(MATERIAL SUPPLIED):
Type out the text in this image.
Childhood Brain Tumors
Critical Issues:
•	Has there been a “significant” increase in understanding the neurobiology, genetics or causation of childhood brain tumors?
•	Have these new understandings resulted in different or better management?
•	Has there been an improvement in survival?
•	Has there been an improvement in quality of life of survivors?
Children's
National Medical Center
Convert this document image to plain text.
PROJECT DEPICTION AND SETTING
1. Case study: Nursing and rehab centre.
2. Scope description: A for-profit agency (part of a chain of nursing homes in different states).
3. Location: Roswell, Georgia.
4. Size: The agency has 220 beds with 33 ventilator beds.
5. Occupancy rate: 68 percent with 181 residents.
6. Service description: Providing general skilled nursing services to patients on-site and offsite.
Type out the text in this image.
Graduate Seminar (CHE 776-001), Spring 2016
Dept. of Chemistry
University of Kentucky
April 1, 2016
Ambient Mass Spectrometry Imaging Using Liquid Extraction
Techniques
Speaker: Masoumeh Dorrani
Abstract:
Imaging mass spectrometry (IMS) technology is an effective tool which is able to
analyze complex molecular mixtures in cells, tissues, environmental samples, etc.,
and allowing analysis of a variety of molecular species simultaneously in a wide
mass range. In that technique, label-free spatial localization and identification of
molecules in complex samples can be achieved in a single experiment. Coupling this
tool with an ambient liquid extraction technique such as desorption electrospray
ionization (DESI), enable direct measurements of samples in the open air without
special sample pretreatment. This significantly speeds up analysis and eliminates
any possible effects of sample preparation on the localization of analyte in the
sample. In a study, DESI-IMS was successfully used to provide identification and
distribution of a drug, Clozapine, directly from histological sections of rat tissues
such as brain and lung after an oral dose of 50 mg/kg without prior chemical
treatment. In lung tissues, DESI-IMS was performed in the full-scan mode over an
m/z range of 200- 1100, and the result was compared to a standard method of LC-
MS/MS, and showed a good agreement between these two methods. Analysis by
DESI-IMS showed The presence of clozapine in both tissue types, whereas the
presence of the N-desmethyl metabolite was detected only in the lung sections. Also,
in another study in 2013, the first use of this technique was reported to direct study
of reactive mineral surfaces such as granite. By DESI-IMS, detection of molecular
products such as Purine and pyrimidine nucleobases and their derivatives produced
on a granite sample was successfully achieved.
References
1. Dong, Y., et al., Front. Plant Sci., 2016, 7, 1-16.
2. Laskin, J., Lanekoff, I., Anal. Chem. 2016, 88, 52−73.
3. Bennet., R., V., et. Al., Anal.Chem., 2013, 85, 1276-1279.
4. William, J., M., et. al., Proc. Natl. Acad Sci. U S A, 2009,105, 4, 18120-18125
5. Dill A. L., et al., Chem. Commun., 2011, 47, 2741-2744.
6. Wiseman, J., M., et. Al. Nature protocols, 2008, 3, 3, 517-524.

(WHAT YOU NEED TO DO):
Your task is to copy every entry above, exactly as written.

(EXERCISE RESULT):
Type out the text in this image.
Childhood Brain Tumors
Critical Issues:
•	Has there been a “significant” increase in understanding the neurobiology, genetics or causation of childhood brain tumors?
•	Have these new understandings resulted in different or better management?
•	Has there been an improvement in survival?
•	Has there been an improvement in quality of life of survivors?
Children's
National Medical Center
Convert this document image to plain text.
PROJECT DEPICTION AND SETTING
1. Case study: Nursing and rehab centre.
2. Scope description: A for-profit agency (part of a chain of nursing homes in different states).
3. Location: Roswell, Georgia.
4. Size: The agency has 220 beds with 33 ventilator beds.
5. Occupancy rate: 68 percent with 181 residents.
6. Service description: Providing general skilled nursing services to patients on-site and offsite.
Type out the text in this image.
Graduate Seminar (CHE 776-001), Spring 2016
Dept. of Chemistry
University of Kentucky
April 1, 2016
Ambient Mass Spectrometry Imaging Using Liquid Extraction
Techniques
Speaker: Masoumeh Dorrani
Abstract:
Imaging mass spectrometry (IMS) technology is an effective tool which is able to
analyze complex molecular mixtures in cells, tissues, environmental samples, etc.,
and allowing analysis of a variety of molecular species simultaneously in a wide
mass range. In that technique, label-free spatial localization and identification of
molecules in complex samples can be achieved in a single experiment. Coupling this
tool with an ambient liquid extraction technique such as desorption electrospray
ionization (DESI), enable direct measurements of samples in the open air without
special sample pretreatment. This significantly speeds up analysis and eliminates
any possible effects of sample preparation on the localization of analyte in the
sample. In a study, DESI-IMS was successfully used to provide identification and
distribution of a drug, Clozapine, directly from histological sections of rat tissues
such as brain and lung after an oral dose of 50 mg/kg without prior chemical
treatment. In lung tissues, DESI-IMS was performed in the full-scan mode over an
m/z range of 200- 1100, and the result was compared to a standard method of LC-
MS/MS, and showed a good agreement between these two methods. Analysis by
DESI-IMS showed The presence of clozapine in both tissue types, whereas the
presence of the N-desmethyl metabolite was detected only in the lung sections. Also,
in another study in 2013, the first use of this technique was reported to direct study
of reactive mineral surfaces such as granite. By DESI-IMS, detection of molecular
products such as Purine and pyrimidine nucleobases and their derivatives produced
on a granite sample was successfully achieved.
References
1. Dong, Y., et al., Front. Plant Sci., 2016, 7, 1-16.
2. Laskin, J., Lanekoff, I., Anal. Chem. 2016, 88, 52−73.
3. Bennet., R., V., et. Al., Anal.Chem., 2013, 85, 1276-1279.
4. William, J., M., et. al., Proc. Natl. Acad Sci. U S A, 2009,105, 4, 18120-18125
5. Dill A. L., et al., Chem. Commun., 2011, 47, 2741-2744.
6. Wiseman, J., M., et. Al. Nature protocols, 2008, 3, 3, 517-524.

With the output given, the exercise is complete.